⟨

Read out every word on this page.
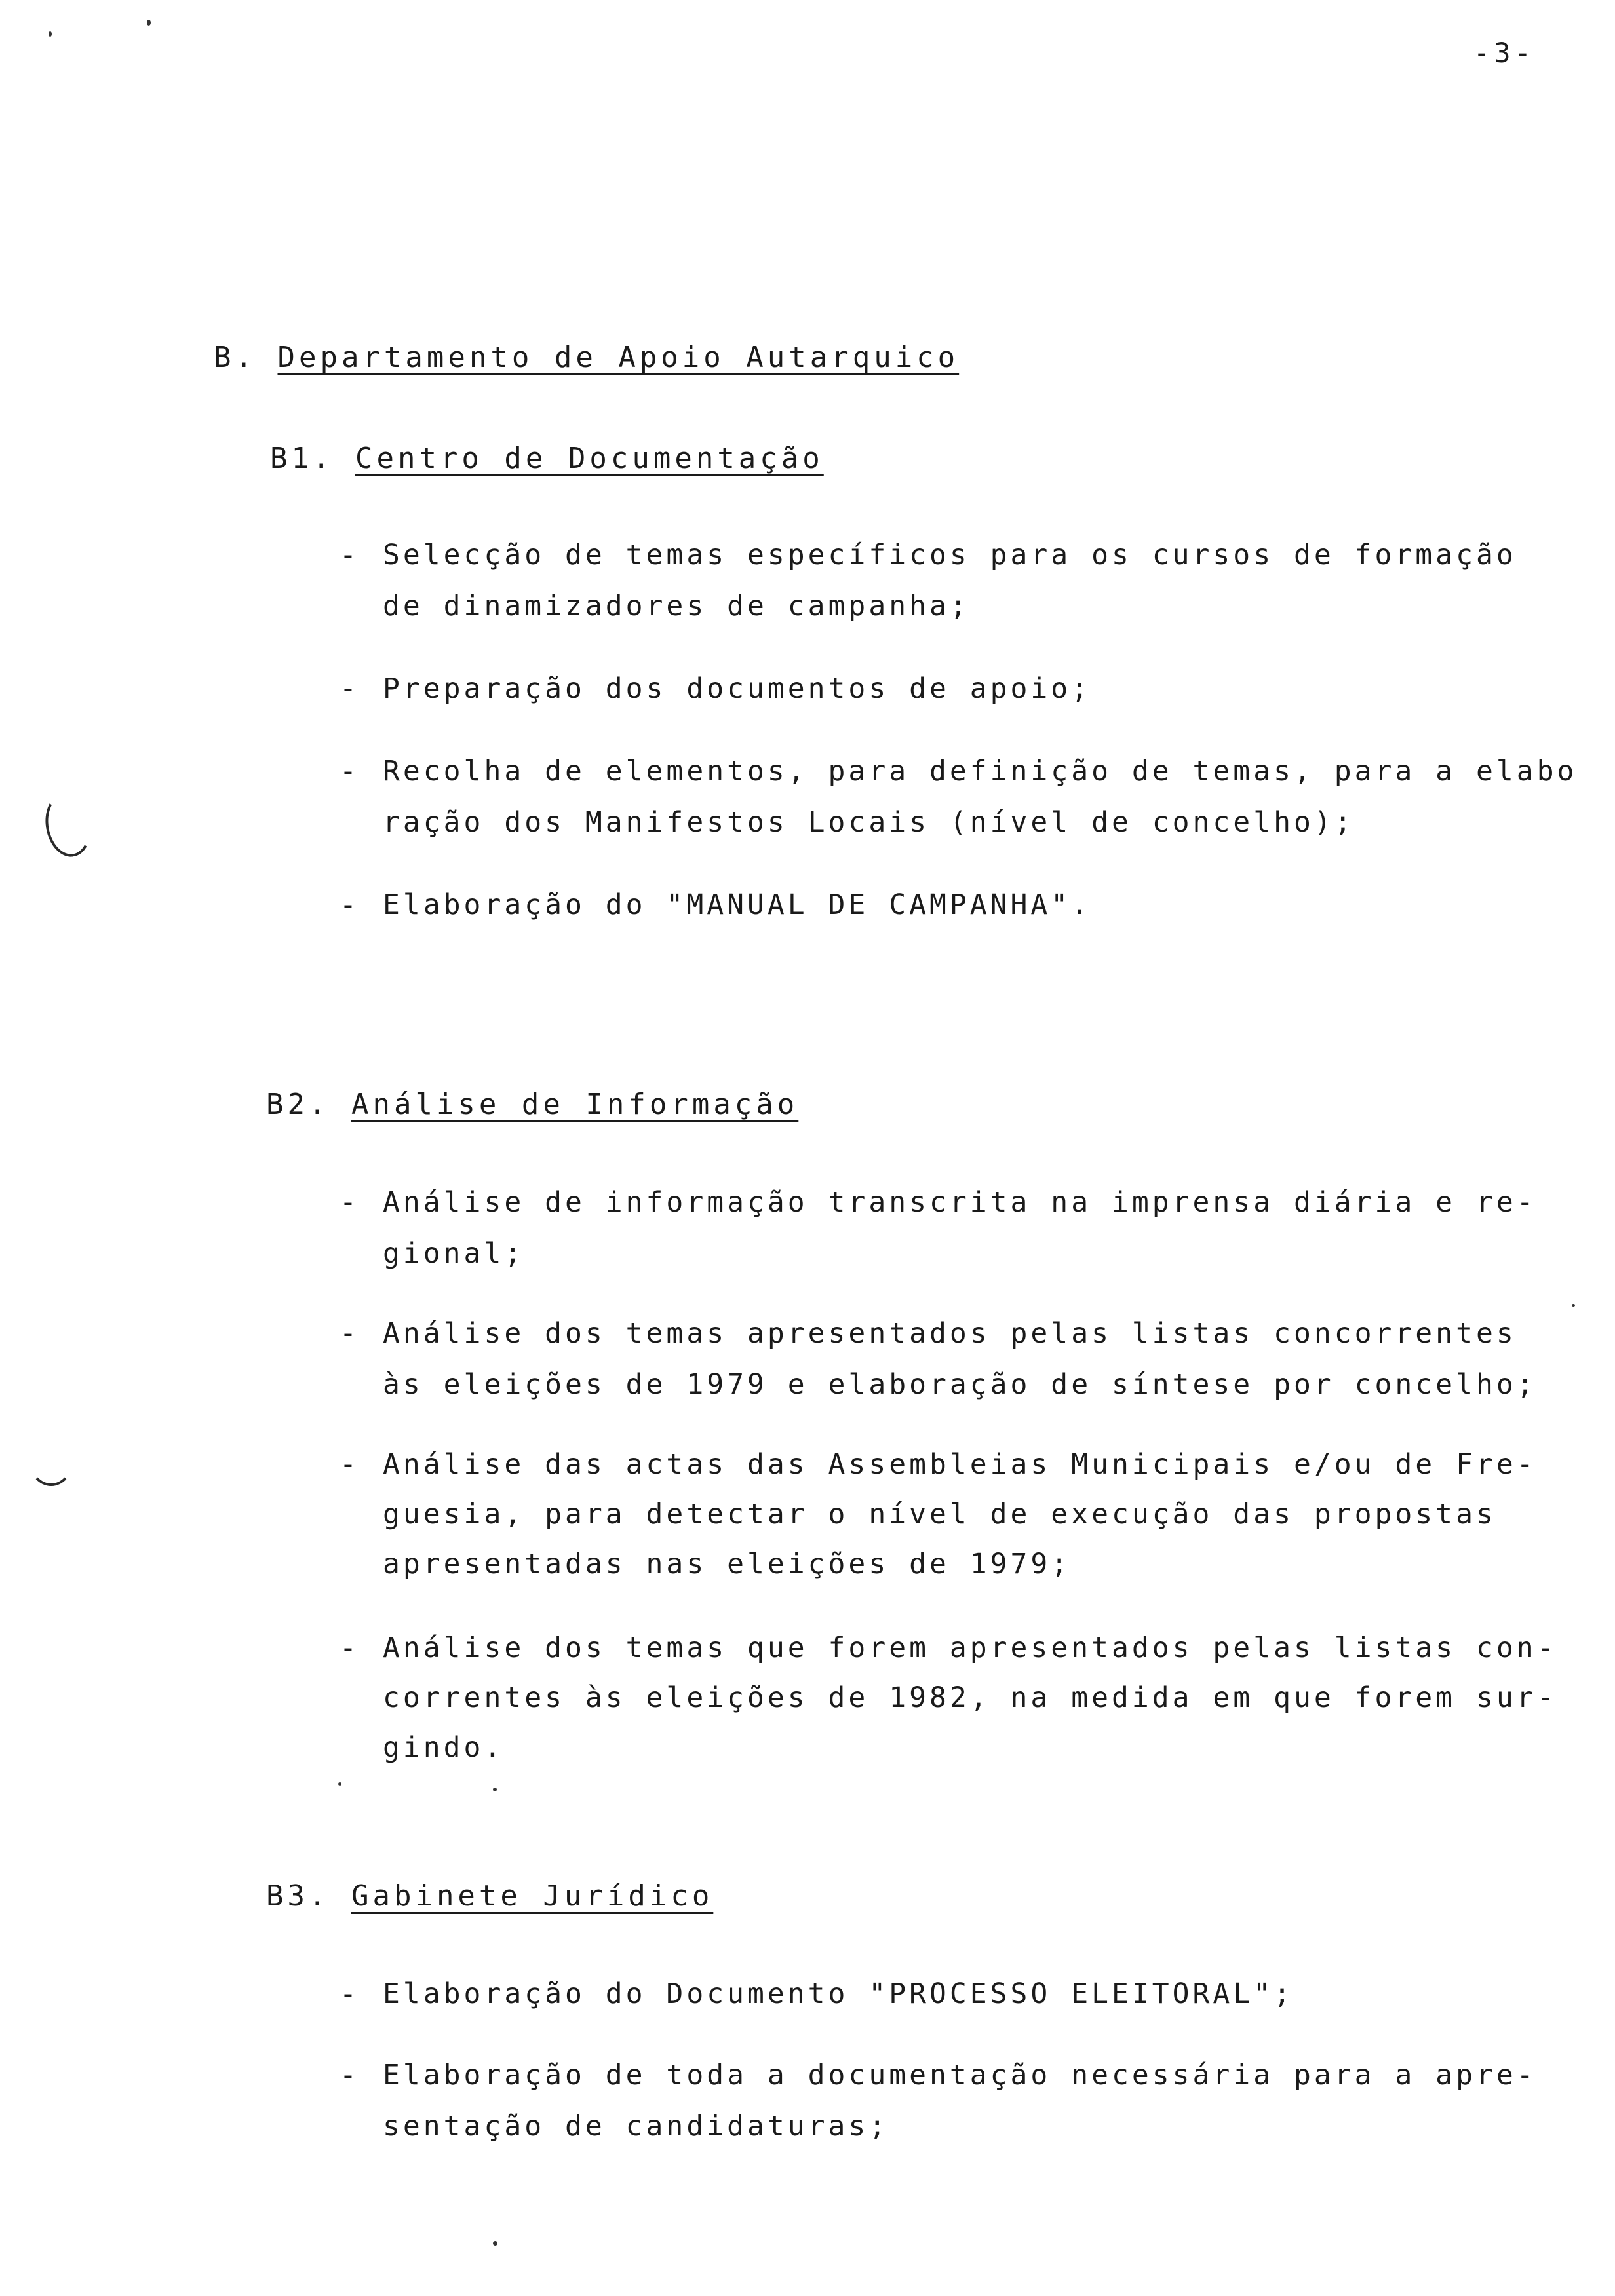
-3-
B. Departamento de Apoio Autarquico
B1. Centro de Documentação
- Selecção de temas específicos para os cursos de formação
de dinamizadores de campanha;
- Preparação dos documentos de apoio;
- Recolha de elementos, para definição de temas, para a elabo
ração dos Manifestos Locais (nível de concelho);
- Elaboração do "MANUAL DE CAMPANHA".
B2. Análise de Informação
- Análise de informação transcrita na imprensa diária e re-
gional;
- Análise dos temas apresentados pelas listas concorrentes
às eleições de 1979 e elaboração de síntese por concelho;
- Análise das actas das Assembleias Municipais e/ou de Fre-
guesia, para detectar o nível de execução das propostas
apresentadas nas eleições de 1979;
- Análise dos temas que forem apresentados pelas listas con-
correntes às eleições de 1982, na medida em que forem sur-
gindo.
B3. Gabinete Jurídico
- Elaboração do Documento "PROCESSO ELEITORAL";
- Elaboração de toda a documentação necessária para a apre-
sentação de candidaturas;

⟩
⟨

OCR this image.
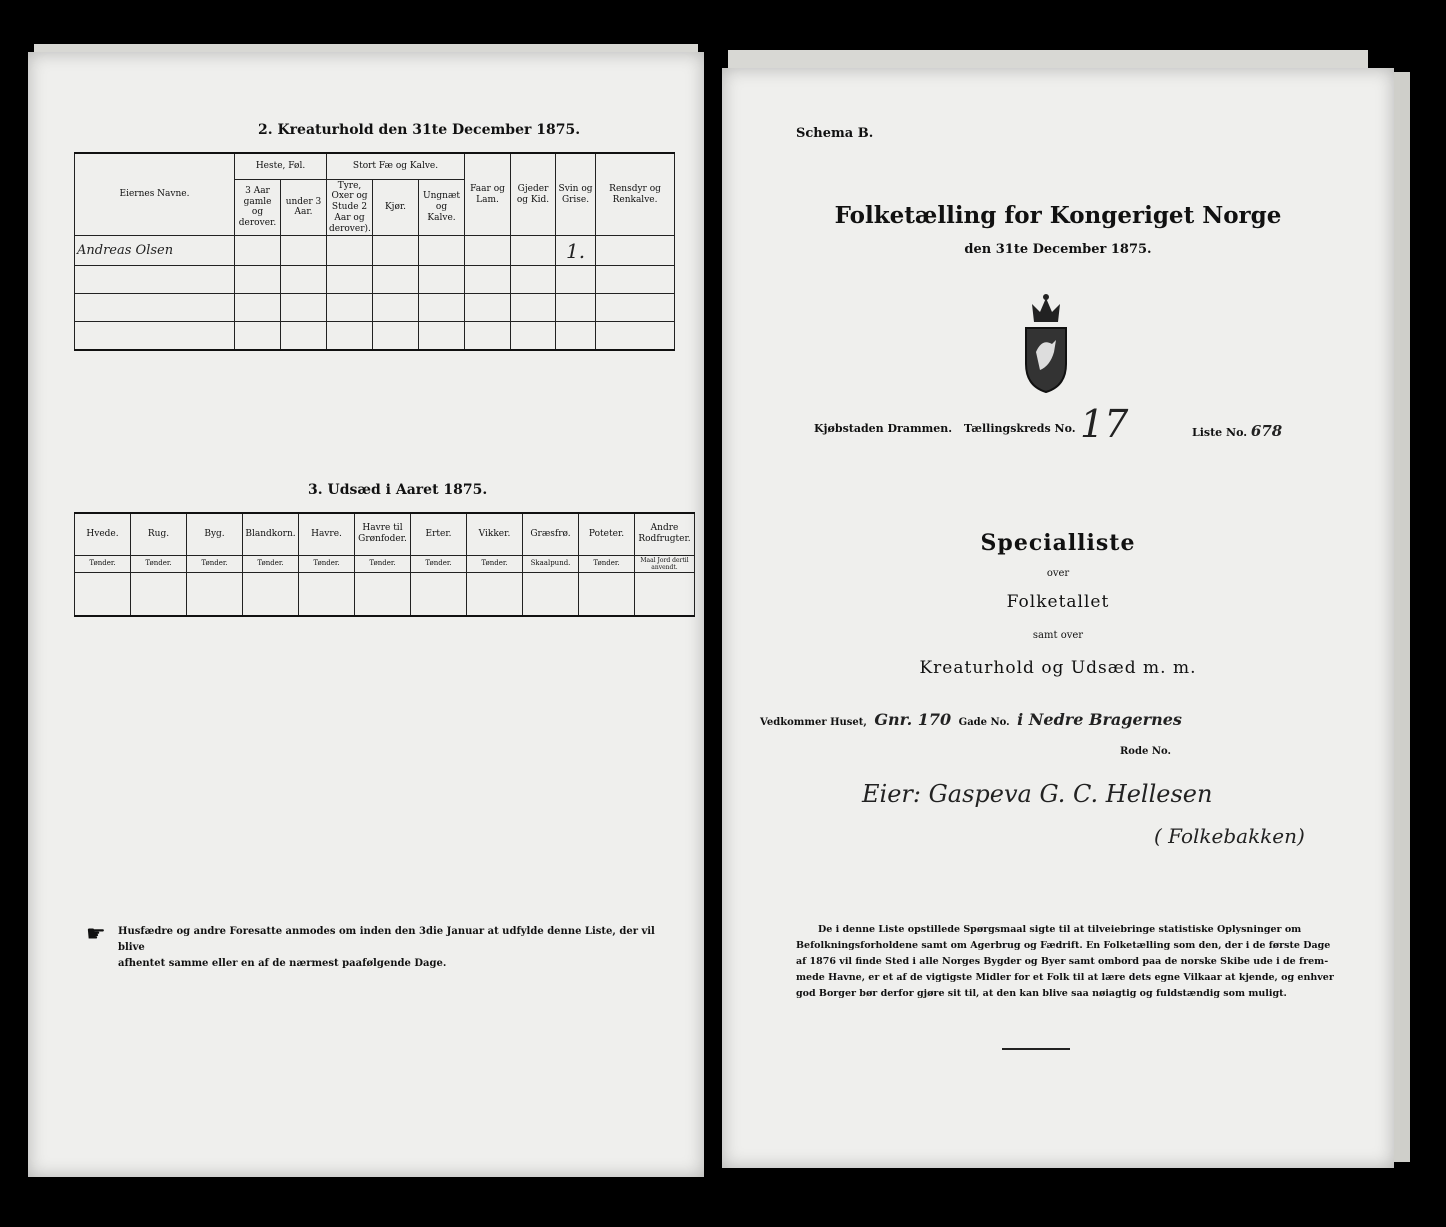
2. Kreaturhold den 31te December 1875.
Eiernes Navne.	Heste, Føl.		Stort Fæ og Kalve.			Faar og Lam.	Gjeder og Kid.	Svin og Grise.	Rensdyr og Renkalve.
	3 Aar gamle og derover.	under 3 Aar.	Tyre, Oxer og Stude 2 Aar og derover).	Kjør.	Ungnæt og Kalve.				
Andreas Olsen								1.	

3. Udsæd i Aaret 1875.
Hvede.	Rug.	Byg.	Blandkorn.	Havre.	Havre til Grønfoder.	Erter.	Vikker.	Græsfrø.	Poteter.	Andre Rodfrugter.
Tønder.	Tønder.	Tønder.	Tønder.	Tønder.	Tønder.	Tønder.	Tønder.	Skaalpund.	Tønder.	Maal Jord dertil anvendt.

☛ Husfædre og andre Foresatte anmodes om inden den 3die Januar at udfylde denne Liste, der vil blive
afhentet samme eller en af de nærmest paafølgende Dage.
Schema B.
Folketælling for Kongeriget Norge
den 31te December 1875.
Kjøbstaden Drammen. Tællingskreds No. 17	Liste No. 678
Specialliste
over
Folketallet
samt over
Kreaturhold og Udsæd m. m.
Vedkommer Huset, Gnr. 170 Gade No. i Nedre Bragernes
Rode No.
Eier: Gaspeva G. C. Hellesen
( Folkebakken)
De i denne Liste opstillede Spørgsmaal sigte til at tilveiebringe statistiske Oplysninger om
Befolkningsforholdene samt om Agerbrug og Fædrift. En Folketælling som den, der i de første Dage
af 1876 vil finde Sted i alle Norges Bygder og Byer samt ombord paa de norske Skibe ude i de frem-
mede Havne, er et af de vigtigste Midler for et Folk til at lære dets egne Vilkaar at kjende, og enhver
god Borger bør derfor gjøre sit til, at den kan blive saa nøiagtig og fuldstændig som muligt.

⟩

## What to work on
Find and copy each line above that includes the string "December".

## Problem solution
2. Kreaturhold den 31te December 1875.
den 31te December 1875.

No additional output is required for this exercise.